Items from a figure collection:
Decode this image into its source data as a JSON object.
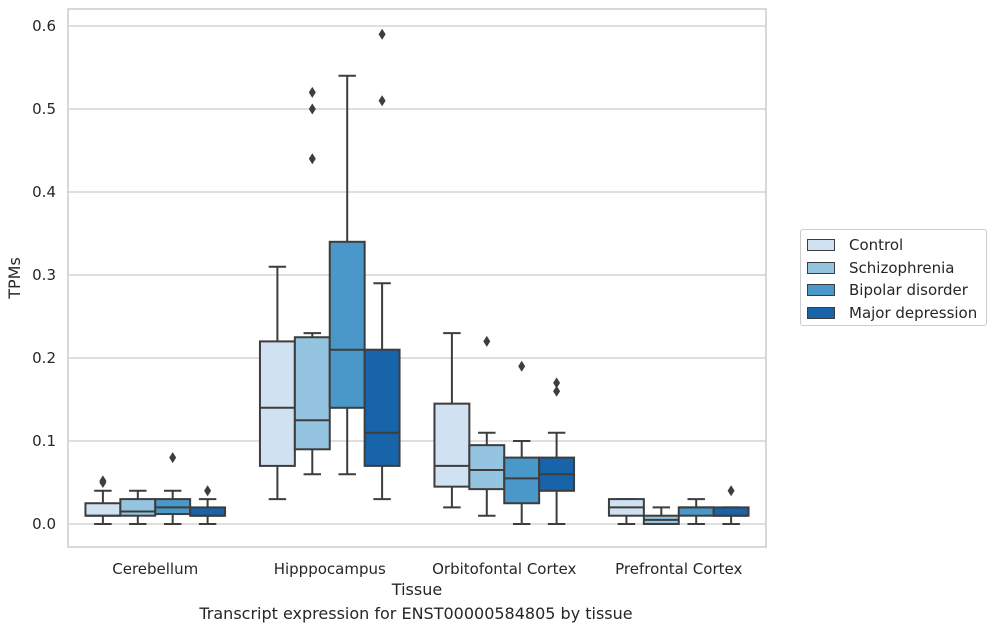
{
  "chart_data": {
    "type": "box",
    "title": "",
    "xlabel": "Tissue",
    "ylabel": "TPMs",
    "caption": "Transcript expression for ENST00000584805 by tissue",
    "ylim": [
      -0.028,
      0.62
    ],
    "yticks": [
      "0.0",
      "0.1",
      "0.2",
      "0.3",
      "0.4",
      "0.5",
      "0.6"
    ],
    "ytick_values": [
      0,
      0.1,
      0.2,
      0.3,
      0.4,
      0.5,
      0.6
    ],
    "grid": "horizontal",
    "legend_position": "right",
    "categories": [
      "Cerebellum",
      "Hipppocampus",
      "Orbitofontal Cortex",
      "Prefrontal Cortex"
    ],
    "series": [
      {
        "name": "Control",
        "color": "#d0e1f2",
        "boxes": [
          {
            "whislo": 0.0,
            "q1": 0.01,
            "med": 0.01,
            "q3": 0.025,
            "whishi": 0.04,
            "fliers": [
              0.05,
              0.052
            ]
          },
          {
            "whislo": 0.03,
            "q1": 0.07,
            "med": 0.14,
            "q3": 0.22,
            "whishi": 0.31,
            "fliers": []
          },
          {
            "whislo": 0.02,
            "q1": 0.045,
            "med": 0.07,
            "q3": 0.145,
            "whishi": 0.23,
            "fliers": []
          },
          {
            "whislo": 0.0,
            "q1": 0.01,
            "med": 0.02,
            "q3": 0.03,
            "whishi": 0.03,
            "fliers": []
          }
        ]
      },
      {
        "name": "Schizophrenia",
        "color": "#94c4df",
        "boxes": [
          {
            "whislo": 0.0,
            "q1": 0.01,
            "med": 0.015,
            "q3": 0.03,
            "whishi": 0.04,
            "fliers": []
          },
          {
            "whislo": 0.06,
            "q1": 0.09,
            "med": 0.125,
            "q3": 0.225,
            "whishi": 0.23,
            "fliers": [
              0.44,
              0.5,
              0.52
            ]
          },
          {
            "whislo": 0.01,
            "q1": 0.042,
            "med": 0.065,
            "q3": 0.095,
            "whishi": 0.11,
            "fliers": [
              0.22
            ]
          },
          {
            "whislo": 0.0,
            "q1": 0.0,
            "med": 0.005,
            "q3": 0.01,
            "whishi": 0.02,
            "fliers": []
          }
        ]
      },
      {
        "name": "Bipolar disorder",
        "color": "#4a98c9",
        "boxes": [
          {
            "whislo": 0.0,
            "q1": 0.012,
            "med": 0.02,
            "q3": 0.03,
            "whishi": 0.04,
            "fliers": [
              0.08
            ]
          },
          {
            "whislo": 0.06,
            "q1": 0.14,
            "med": 0.21,
            "q3": 0.34,
            "whishi": 0.54,
            "fliers": []
          },
          {
            "whislo": 0.0,
            "q1": 0.025,
            "med": 0.055,
            "q3": 0.08,
            "whishi": 0.1,
            "fliers": [
              0.19
            ]
          },
          {
            "whislo": 0.0,
            "q1": 0.01,
            "med": 0.02,
            "q3": 0.02,
            "whishi": 0.03,
            "fliers": []
          }
        ]
      },
      {
        "name": "Major depression",
        "color": "#1764ab",
        "boxes": [
          {
            "whislo": 0.0,
            "q1": 0.01,
            "med": 0.01,
            "q3": 0.02,
            "whishi": 0.03,
            "fliers": [
              0.04
            ]
          },
          {
            "whislo": 0.03,
            "q1": 0.07,
            "med": 0.11,
            "q3": 0.21,
            "whishi": 0.29,
            "fliers": [
              0.51,
              0.59
            ]
          },
          {
            "whislo": 0.0,
            "q1": 0.04,
            "med": 0.06,
            "q3": 0.08,
            "whishi": 0.11,
            "fliers": [
              0.16,
              0.17
            ]
          },
          {
            "whislo": 0.0,
            "q1": 0.01,
            "med": 0.01,
            "q3": 0.02,
            "whishi": 0.02,
            "fliers": [
              0.04
            ]
          }
        ]
      }
    ]
  }
}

**INSTRUCTIONS TO FOLLOW**
Output all of the records exactly as they appear above, but not the pictures.

**EXERCISE SOLUTION**
Decode this image into its source data as a JSON object.
{
  "chart_data": {
    "type": "box",
    "title": "",
    "xlabel": "Tissue",
    "ylabel": "TPMs",
    "caption": "Transcript expression for ENST00000584805 by tissue",
    "ylim": [
      -0.028,
      0.62
    ],
    "yticks": [
      "0.0",
      "0.1",
      "0.2",
      "0.3",
      "0.4",
      "0.5",
      "0.6"
    ],
    "ytick_values": [
      0,
      0.1,
      0.2,
      0.3,
      0.4,
      0.5,
      0.6
    ],
    "grid": "horizontal",
    "legend_position": "right",
    "categories": [
      "Cerebellum",
      "Hipppocampus",
      "Orbitofontal Cortex",
      "Prefrontal Cortex"
    ],
    "series": [
      {
        "name": "Control",
        "color": "#d0e1f2",
        "boxes": [
          {
            "whislo": 0.0,
            "q1": 0.01,
            "med": 0.01,
            "q3": 0.025,
            "whishi": 0.04,
            "fliers": [
              0.05,
              0.052
            ]
          },
          {
            "whislo": 0.03,
            "q1": 0.07,
            "med": 0.14,
            "q3": 0.22,
            "whishi": 0.31,
            "fliers": []
          },
          {
            "whislo": 0.02,
            "q1": 0.045,
            "med": 0.07,
            "q3": 0.145,
            "whishi": 0.23,
            "fliers": []
          },
          {
            "whislo": 0.0,
            "q1": 0.01,
            "med": 0.02,
            "q3": 0.03,
            "whishi": 0.03,
            "fliers": []
          }
        ]
      },
      {
        "name": "Schizophrenia",
        "color": "#94c4df",
        "boxes": [
          {
            "whislo": 0.0,
            "q1": 0.01,
            "med": 0.015,
            "q3": 0.03,
            "whishi": 0.04,
            "fliers": []
          },
          {
            "whislo": 0.06,
            "q1": 0.09,
            "med": 0.125,
            "q3": 0.225,
            "whishi": 0.23,
            "fliers": [
              0.44,
              0.5,
              0.52
            ]
          },
          {
            "whislo": 0.01,
            "q1": 0.042,
            "med": 0.065,
            "q3": 0.095,
            "whishi": 0.11,
            "fliers": [
              0.22
            ]
          },
          {
            "whislo": 0.0,
            "q1": 0.0,
            "med": 0.005,
            "q3": 0.01,
            "whishi": 0.02,
            "fliers": []
          }
        ]
      },
      {
        "name": "Bipolar disorder",
        "color": "#4a98c9",
        "boxes": [
          {
            "whislo": 0.0,
            "q1": 0.012,
            "med": 0.02,
            "q3": 0.03,
            "whishi": 0.04,
            "fliers": [
              0.08
            ]
          },
          {
            "whislo": 0.06,
            "q1": 0.14,
            "med": 0.21,
            "q3": 0.34,
            "whishi": 0.54,
            "fliers": []
          },
          {
            "whislo": 0.0,
            "q1": 0.025,
            "med": 0.055,
            "q3": 0.08,
            "whishi": 0.1,
            "fliers": [
              0.19
            ]
          },
          {
            "whislo": 0.0,
            "q1": 0.01,
            "med": 0.02,
            "q3": 0.02,
            "whishi": 0.03,
            "fliers": []
          }
        ]
      },
      {
        "name": "Major depression",
        "color": "#1764ab",
        "boxes": [
          {
            "whislo": 0.0,
            "q1": 0.01,
            "med": 0.01,
            "q3": 0.02,
            "whishi": 0.03,
            "fliers": [
              0.04
            ]
          },
          {
            "whislo": 0.03,
            "q1": 0.07,
            "med": 0.11,
            "q3": 0.21,
            "whishi": 0.29,
            "fliers": [
              0.51,
              0.59
            ]
          },
          {
            "whislo": 0.0,
            "q1": 0.04,
            "med": 0.06,
            "q3": 0.08,
            "whishi": 0.11,
            "fliers": [
              0.16,
              0.17
            ]
          },
          {
            "whislo": 0.0,
            "q1": 0.01,
            "med": 0.01,
            "q3": 0.02,
            "whishi": 0.02,
            "fliers": [
              0.04
            ]
          }
        ]
      }
    ]
  }
}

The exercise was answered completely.